[Records from a collection of figures]
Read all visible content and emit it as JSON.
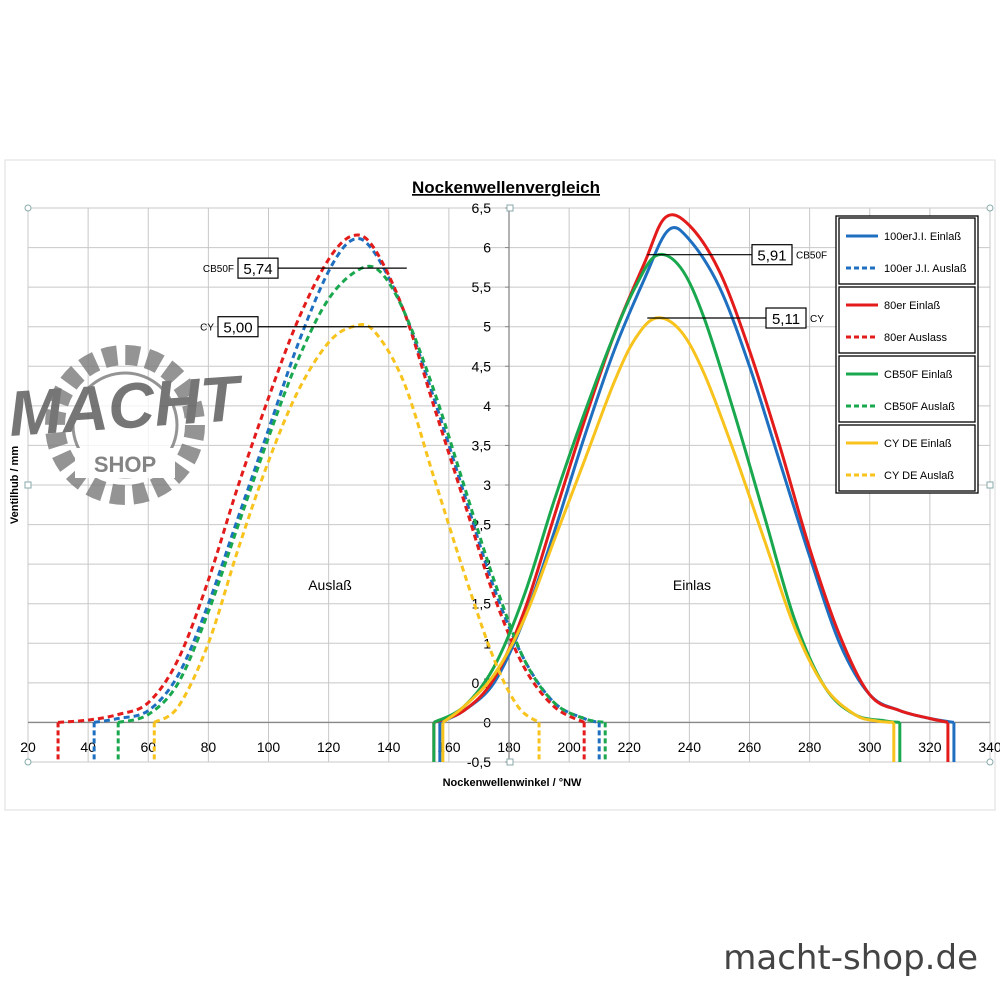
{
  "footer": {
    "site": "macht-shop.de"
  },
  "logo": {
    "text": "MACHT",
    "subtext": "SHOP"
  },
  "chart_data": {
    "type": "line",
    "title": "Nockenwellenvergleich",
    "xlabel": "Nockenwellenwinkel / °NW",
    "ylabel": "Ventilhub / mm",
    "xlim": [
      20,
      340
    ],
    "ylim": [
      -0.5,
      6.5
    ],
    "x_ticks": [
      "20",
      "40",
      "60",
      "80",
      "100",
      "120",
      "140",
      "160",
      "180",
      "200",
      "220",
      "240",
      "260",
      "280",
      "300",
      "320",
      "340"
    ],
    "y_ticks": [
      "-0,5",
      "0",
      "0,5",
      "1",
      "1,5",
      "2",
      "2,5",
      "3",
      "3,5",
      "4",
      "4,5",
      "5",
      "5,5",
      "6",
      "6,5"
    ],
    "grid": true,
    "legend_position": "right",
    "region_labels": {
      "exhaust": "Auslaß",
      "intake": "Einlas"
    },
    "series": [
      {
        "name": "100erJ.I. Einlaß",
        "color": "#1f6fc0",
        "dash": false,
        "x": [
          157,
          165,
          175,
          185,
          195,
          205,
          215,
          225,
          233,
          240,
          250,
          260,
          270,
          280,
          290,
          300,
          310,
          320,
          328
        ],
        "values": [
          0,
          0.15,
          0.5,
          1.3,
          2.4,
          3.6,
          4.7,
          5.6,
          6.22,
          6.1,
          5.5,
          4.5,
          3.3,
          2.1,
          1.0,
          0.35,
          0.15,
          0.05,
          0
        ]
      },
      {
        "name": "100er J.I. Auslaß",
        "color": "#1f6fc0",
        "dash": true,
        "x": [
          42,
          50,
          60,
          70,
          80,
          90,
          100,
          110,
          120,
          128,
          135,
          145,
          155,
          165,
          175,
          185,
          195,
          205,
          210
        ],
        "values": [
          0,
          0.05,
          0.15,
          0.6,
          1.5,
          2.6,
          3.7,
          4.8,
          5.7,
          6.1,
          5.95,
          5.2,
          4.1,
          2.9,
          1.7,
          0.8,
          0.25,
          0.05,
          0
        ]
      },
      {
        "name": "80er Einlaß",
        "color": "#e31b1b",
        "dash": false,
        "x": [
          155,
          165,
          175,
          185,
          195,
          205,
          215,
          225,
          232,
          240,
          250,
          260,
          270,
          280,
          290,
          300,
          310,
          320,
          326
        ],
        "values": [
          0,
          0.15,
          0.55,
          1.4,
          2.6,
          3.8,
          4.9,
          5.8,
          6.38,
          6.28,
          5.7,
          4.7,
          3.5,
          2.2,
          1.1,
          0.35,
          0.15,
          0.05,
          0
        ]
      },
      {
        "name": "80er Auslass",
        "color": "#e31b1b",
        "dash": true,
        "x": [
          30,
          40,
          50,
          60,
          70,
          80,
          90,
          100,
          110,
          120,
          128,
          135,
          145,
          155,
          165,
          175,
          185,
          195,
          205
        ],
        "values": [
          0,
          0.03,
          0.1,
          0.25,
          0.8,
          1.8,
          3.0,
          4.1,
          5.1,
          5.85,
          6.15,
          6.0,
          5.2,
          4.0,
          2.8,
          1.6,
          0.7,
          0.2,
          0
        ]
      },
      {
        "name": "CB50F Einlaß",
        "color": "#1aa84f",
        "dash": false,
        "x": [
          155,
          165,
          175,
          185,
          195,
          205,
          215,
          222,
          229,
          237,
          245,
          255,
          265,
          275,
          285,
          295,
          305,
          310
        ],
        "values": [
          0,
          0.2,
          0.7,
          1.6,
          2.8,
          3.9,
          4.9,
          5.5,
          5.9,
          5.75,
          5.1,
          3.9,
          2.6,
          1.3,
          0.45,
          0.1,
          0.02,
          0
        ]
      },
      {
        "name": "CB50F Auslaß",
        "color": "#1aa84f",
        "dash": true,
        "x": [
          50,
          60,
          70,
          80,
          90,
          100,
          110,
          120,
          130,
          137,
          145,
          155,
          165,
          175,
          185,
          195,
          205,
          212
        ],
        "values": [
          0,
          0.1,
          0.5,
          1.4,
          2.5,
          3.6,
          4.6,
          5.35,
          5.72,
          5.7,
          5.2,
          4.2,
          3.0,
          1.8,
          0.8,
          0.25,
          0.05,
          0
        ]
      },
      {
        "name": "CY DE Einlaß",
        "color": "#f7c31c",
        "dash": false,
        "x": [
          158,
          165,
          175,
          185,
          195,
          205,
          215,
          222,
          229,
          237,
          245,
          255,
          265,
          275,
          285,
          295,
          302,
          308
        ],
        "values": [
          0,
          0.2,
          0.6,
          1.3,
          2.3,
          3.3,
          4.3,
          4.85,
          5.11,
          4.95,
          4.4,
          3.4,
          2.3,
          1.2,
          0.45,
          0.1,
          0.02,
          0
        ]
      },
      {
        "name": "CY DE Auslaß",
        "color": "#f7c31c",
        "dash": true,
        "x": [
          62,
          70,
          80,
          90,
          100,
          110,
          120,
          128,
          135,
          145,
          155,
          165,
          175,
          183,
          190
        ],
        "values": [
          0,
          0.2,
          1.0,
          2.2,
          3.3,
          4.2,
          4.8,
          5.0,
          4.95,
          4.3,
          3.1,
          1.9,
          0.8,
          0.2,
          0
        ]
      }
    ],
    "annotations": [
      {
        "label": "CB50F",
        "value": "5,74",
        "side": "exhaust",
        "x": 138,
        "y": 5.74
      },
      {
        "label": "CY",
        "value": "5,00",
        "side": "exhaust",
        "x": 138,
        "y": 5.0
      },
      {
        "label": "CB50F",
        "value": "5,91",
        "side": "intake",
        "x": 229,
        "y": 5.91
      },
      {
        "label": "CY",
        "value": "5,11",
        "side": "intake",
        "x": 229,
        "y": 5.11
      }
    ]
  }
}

==

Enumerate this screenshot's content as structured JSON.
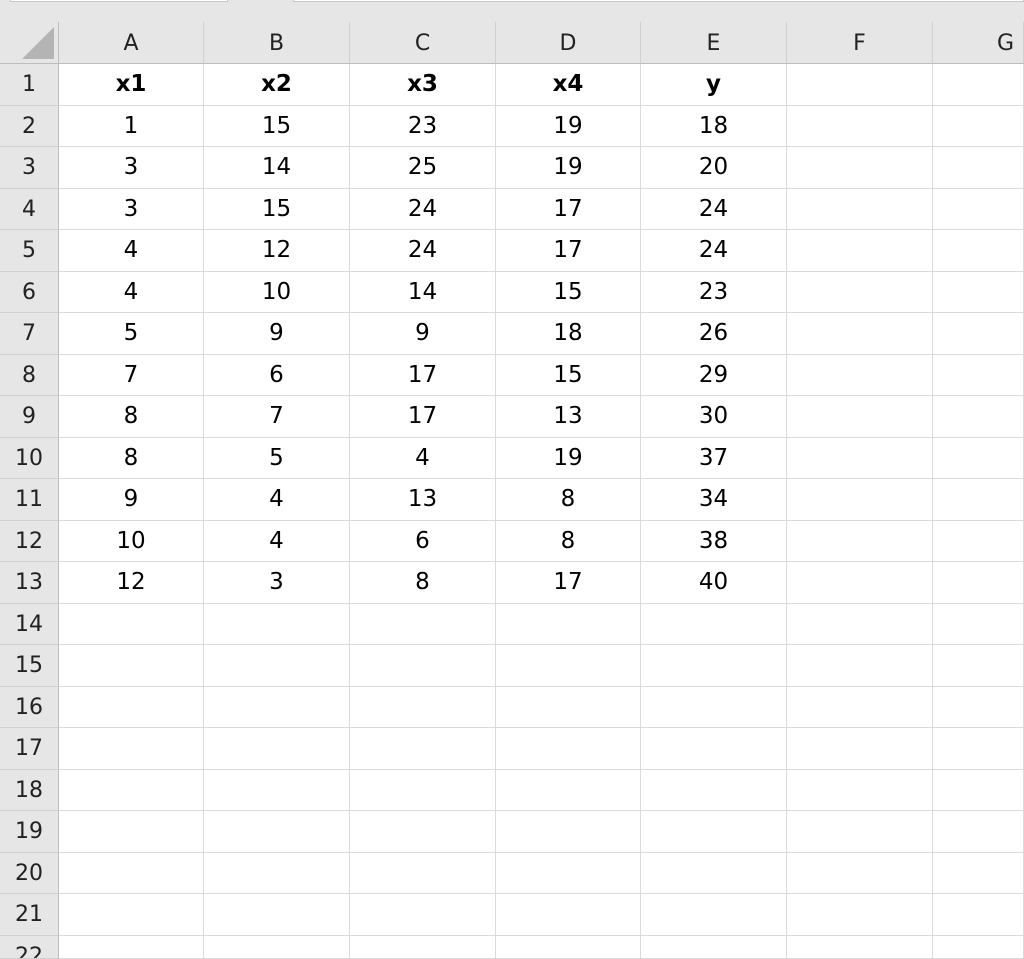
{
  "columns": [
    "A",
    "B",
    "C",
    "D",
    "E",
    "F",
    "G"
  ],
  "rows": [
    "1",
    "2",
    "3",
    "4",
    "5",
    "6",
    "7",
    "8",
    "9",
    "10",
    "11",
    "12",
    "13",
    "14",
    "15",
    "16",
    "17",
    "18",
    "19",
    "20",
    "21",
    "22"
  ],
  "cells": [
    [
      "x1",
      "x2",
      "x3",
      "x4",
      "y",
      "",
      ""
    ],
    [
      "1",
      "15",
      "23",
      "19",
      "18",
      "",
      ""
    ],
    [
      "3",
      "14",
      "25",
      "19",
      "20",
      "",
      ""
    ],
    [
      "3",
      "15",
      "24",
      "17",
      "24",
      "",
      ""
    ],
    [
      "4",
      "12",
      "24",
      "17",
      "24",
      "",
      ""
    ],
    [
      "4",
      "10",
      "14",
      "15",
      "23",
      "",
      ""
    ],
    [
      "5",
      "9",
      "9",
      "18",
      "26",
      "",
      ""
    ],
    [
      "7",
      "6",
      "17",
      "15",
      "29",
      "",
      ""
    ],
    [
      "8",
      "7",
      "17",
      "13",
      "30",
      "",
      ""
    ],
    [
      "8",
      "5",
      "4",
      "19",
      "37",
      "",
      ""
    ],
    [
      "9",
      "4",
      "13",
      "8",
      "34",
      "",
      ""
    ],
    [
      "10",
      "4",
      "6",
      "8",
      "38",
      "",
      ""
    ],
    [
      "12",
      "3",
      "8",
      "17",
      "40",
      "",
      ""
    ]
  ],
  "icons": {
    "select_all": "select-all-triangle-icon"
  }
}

## TASK
Count every line in the listing above that holds "Auslaß", then report only the count.

## EXERCISE ANSWER
4